WRITTEN EXERCISE A
Retype the portion of the forward smile excerpt starting with "Forward-Starting Options¶" and going on through "at time $T$.".
WRITTEN EXERCISE B
According to the forward smile excerpt, what value of α makes a forward-starting option ATM?
WRITTEN EXERCISE C
Rewrite the paragraph of the forward smile excerpt that begins "where $\alpha > 0$ is a fixed percentage strike" as a short bulleted list that keeps its main facts.

+++ TEXT EXTRACT

After completing this section, you should be able to:

Define the forward implied volatility surface and its relationship to conditional densities
Derive the forward smile under local volatility from the local volatility surface
Prove that local volatility forward smiles are flatter than spot smiles
Compare forward smiles under local volatility and stochastic volatility
Quantify the pricing impact on forward-starting options and cliquets

Definition of the Forward Smile¶

Forward-Starting Options¶

A forward-starting European call with reset date $t$ and expiry $T > t$ has payoff:

\[ (S_T - \alpha S_t)^+ \]

where $\alpha > 0$ is a fixed percentage strike (e.g., $\alpha = 1$ for ATM forward-starting). The strike is set at time $t$ as a fraction of the then-prevailing spot $S_t$, and the option is exercised at time $T$.

++++++
+++ EXTRACTED ENTRIES

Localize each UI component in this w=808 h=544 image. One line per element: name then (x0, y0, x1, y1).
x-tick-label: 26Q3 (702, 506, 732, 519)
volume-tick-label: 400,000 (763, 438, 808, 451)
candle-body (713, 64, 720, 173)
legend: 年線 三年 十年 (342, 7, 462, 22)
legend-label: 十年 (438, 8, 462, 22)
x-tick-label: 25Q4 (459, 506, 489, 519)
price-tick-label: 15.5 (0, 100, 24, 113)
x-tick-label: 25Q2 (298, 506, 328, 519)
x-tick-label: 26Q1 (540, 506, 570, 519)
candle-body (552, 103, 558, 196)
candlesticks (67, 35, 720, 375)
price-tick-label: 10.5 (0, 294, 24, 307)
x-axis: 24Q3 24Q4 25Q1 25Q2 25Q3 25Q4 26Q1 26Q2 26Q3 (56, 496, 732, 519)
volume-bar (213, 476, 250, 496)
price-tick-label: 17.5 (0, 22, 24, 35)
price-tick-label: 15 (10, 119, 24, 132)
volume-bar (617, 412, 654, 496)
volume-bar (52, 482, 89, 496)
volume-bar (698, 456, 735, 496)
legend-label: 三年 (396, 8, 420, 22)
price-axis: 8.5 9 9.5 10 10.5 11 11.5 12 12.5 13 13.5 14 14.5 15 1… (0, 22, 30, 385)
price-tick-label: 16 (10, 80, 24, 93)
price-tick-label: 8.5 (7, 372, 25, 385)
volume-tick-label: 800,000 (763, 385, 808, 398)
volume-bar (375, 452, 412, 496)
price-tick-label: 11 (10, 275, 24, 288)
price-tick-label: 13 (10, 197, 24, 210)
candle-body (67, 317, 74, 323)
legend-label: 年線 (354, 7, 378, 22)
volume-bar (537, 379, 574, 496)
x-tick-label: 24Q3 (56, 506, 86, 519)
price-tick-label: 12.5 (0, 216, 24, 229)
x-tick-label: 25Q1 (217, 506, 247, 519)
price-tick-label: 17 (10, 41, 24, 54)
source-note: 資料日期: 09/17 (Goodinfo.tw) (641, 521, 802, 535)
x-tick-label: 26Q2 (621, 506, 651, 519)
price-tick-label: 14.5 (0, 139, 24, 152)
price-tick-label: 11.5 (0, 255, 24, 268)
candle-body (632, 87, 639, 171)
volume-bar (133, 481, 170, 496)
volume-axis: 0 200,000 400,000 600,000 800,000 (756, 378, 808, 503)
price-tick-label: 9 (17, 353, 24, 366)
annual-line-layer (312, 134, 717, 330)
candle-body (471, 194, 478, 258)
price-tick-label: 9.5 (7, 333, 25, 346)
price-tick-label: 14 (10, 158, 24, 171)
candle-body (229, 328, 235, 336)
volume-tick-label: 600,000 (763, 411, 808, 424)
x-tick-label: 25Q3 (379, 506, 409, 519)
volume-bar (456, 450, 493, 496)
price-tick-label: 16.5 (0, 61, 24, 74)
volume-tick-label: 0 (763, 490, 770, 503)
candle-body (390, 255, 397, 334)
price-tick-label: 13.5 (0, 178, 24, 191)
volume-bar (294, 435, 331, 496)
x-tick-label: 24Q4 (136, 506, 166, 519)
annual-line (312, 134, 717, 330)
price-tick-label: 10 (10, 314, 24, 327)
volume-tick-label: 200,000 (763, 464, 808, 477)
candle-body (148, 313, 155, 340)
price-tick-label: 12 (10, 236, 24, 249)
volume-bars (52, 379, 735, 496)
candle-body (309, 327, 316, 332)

++++++
+++ EXTRACTED ENTRIES

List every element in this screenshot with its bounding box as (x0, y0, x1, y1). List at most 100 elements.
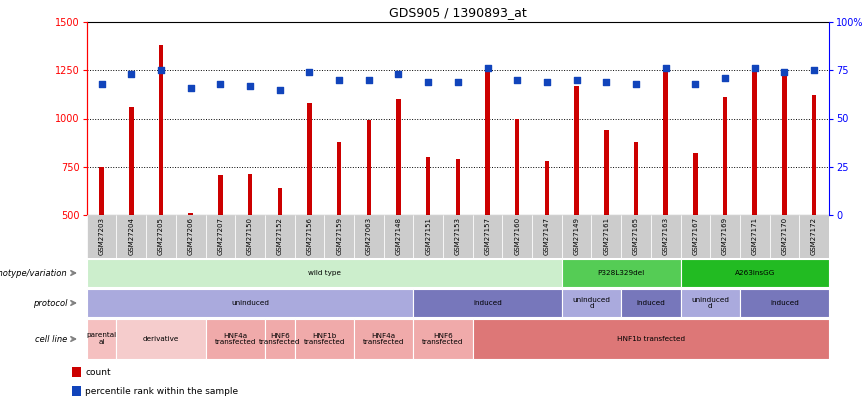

++++++

TASK SOLUTION A
Forward-Starting Options¶

A forward-starting European call with reset date $t$ and expiry $T > t$ has payoff:

\[ (S_T - \alpha S_t)^+ \]

where $\alpha > 0$ is a fixed percentage strike (e.g., $\alpha = 1$ for ATM forward-starting). The strike is set at time $t$ as a fraction of the then-prevailing spot $S_t$, and the option is exercised at time $T$.

TASK SOLUTION B
α = 1

TASK SOLUTION C
- α is a fixed percentage strike greater than zero, and α = 1 gives an ATM forward-starting option.
- The strike is set at time t as a fraction of the spot S_t prevailing then.
- The option is exercised at time T.